Stored data entries:
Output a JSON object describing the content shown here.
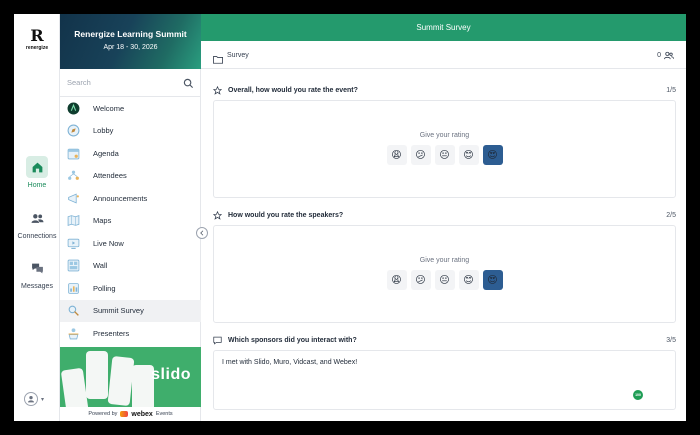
{
  "brand": {
    "logo_mark": "R",
    "logo_text": "renergize"
  },
  "rail": {
    "items": [
      {
        "label": "Home",
        "icon": "home-icon",
        "active": true
      },
      {
        "label": "Connections",
        "icon": "people-icon",
        "active": false
      },
      {
        "label": "Messages",
        "icon": "chat-icon",
        "active": false
      }
    ]
  },
  "event": {
    "title": "Renergize Learning Summit",
    "dates": "Apr 18 - 30, 2026"
  },
  "search": {
    "placeholder": "Search"
  },
  "menu": [
    {
      "label": "Welcome",
      "icon": "welcome-icon"
    },
    {
      "label": "Lobby",
      "icon": "compass-icon"
    },
    {
      "label": "Agenda",
      "icon": "calendar-icon"
    },
    {
      "label": "Attendees",
      "icon": "attendees-icon"
    },
    {
      "label": "Announcements",
      "icon": "megaphone-icon"
    },
    {
      "label": "Maps",
      "icon": "map-icon"
    },
    {
      "label": "Live Now",
      "icon": "live-icon"
    },
    {
      "label": "Wall",
      "icon": "wall-icon"
    },
    {
      "label": "Polling",
      "icon": "polling-icon"
    },
    {
      "label": "Summit Survey",
      "icon": "search-icon",
      "active": true
    },
    {
      "label": "Presenters",
      "icon": "presenters-icon"
    }
  ],
  "ad": {
    "text": "slido"
  },
  "powered": {
    "prefix": "Powered by",
    "brand": "webex",
    "suffix": "Events"
  },
  "header": {
    "title": "Summit Survey"
  },
  "survey": {
    "label": "Survey",
    "participants": "0"
  },
  "questions": [
    {
      "text": "Overall, how would you rate the event?",
      "counter": "1/5",
      "prompt": "Give your rating",
      "selected_index": 4
    },
    {
      "text": "How would you rate the speakers?",
      "counter": "2/5",
      "prompt": "Give your rating",
      "selected_index": 4
    },
    {
      "text": "Which sponsors did you interact with?",
      "counter": "3/5",
      "answer": "I met with Slido, Muro, Vidcast, and Webex!",
      "badge": "100"
    }
  ],
  "emoji_scale": [
    "😩",
    "😕",
    "😐",
    "😊",
    "😍"
  ],
  "colors": {
    "accent": "#249a6d",
    "selected": "#2d5d92",
    "ad_green": "#3fae6c"
  }
}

▶ **SET EXERCISE**
Every record above should come back exactly, but without its pictures.

▶ **TASK RESULT**
Output a JSON object describing the content shown here.
{
  "brand": {
    "logo_mark": "R",
    "logo_text": "renergize"
  },
  "rail": {
    "items": [
      {
        "label": "Home",
        "icon": "home-icon",
        "active": true
      },
      {
        "label": "Connections",
        "icon": "people-icon",
        "active": false
      },
      {
        "label": "Messages",
        "icon": "chat-icon",
        "active": false
      }
    ]
  },
  "event": {
    "title": "Renergize Learning Summit",
    "dates": "Apr 18 - 30, 2026"
  },
  "search": {
    "placeholder": "Search"
  },
  "menu": [
    {
      "label": "Welcome",
      "icon": "welcome-icon"
    },
    {
      "label": "Lobby",
      "icon": "compass-icon"
    },
    {
      "label": "Agenda",
      "icon": "calendar-icon"
    },
    {
      "label": "Attendees",
      "icon": "attendees-icon"
    },
    {
      "label": "Announcements",
      "icon": "megaphone-icon"
    },
    {
      "label": "Maps",
      "icon": "map-icon"
    },
    {
      "label": "Live Now",
      "icon": "live-icon"
    },
    {
      "label": "Wall",
      "icon": "wall-icon"
    },
    {
      "label": "Polling",
      "icon": "polling-icon"
    },
    {
      "label": "Summit Survey",
      "icon": "search-icon",
      "active": true
    },
    {
      "label": "Presenters",
      "icon": "presenters-icon"
    }
  ],
  "ad": {
    "text": "slido"
  },
  "powered": {
    "prefix": "Powered by",
    "brand": "webex",
    "suffix": "Events"
  },
  "header": {
    "title": "Summit Survey"
  },
  "survey": {
    "label": "Survey",
    "participants": "0"
  },
  "questions": [
    {
      "text": "Overall, how would you rate the event?",
      "counter": "1/5",
      "prompt": "Give your rating",
      "selected_index": 4
    },
    {
      "text": "How would you rate the speakers?",
      "counter": "2/5",
      "prompt": "Give your rating",
      "selected_index": 4
    },
    {
      "text": "Which sponsors did you interact with?",
      "counter": "3/5",
      "answer": "I met with Slido, Muro, Vidcast, and Webex!",
      "badge": "100"
    }
  ],
  "emoji_scale": [
    "😩",
    "😕",
    "😐",
    "😊",
    "😍"
  ],
  "colors": {
    "accent": "#249a6d",
    "selected": "#2d5d92",
    "ad_green": "#3fae6c"
  }
}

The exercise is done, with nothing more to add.